PROBLEM STATEMENT
Check each line of the records below and collect those that include the word "this".

╭──

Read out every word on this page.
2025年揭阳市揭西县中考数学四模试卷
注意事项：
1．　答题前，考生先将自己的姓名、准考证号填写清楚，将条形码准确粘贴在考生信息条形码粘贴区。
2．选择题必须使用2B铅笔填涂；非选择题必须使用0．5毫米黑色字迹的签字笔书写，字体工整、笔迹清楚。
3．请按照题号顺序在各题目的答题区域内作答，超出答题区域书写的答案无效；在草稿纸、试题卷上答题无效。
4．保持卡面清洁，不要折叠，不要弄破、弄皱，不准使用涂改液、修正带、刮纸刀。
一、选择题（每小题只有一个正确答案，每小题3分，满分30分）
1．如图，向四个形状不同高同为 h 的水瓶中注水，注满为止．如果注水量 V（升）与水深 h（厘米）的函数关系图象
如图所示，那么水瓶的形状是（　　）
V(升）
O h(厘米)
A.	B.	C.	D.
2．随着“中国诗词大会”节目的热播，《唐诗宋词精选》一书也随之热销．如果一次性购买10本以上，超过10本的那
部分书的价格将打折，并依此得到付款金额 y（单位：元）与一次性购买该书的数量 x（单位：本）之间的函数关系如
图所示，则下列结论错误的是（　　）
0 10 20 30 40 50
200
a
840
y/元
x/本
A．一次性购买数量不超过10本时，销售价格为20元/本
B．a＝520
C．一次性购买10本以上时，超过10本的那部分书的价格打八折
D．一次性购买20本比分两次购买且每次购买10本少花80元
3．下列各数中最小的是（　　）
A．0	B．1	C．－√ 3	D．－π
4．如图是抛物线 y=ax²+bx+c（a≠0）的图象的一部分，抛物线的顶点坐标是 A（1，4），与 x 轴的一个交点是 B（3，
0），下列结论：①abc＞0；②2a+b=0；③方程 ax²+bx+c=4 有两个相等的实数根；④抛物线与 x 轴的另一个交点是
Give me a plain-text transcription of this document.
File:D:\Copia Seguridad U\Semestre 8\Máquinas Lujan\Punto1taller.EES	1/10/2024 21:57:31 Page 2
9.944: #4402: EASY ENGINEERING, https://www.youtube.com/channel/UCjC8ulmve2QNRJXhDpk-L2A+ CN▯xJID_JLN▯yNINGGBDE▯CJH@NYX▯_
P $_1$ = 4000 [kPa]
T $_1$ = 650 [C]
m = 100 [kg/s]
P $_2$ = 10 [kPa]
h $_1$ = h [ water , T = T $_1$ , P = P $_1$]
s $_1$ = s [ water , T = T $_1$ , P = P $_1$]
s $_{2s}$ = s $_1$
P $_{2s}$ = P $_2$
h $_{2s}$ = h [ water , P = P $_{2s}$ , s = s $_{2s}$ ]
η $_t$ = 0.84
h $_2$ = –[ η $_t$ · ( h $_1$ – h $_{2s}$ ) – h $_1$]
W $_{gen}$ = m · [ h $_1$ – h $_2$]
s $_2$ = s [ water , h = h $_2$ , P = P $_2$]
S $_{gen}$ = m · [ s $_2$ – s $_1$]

╰──

TASK SOLUTION
Read out every word on this page.
Give me a plain-text transcription of this document.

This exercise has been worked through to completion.